**Exercise goal:** Search the data below for "value"; list each line that holds it.

(Figure record extracts)
-------

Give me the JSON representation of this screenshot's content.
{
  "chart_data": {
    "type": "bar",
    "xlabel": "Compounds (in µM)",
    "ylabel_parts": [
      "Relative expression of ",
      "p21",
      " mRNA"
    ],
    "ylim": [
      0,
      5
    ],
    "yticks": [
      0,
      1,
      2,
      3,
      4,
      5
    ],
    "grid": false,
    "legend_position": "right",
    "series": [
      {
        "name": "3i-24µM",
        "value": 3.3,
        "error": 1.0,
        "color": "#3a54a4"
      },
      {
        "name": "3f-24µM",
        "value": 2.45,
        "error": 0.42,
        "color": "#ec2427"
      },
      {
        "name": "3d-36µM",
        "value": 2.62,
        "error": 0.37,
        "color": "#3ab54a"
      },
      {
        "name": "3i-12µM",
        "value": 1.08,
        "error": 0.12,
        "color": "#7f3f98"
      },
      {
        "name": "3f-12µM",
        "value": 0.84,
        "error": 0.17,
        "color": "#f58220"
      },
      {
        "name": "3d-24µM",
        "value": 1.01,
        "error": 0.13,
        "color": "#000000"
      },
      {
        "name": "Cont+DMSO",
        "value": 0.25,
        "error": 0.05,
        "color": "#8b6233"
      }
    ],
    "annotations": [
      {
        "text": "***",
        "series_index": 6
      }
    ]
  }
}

-------

**Answer to this task:**
        "value": 3.3,
        "value": 2.45,
        "value": 2.62,
        "value": 1.08,
        "value": 0.84,
        "value": 1.01,
        "value": 0.25,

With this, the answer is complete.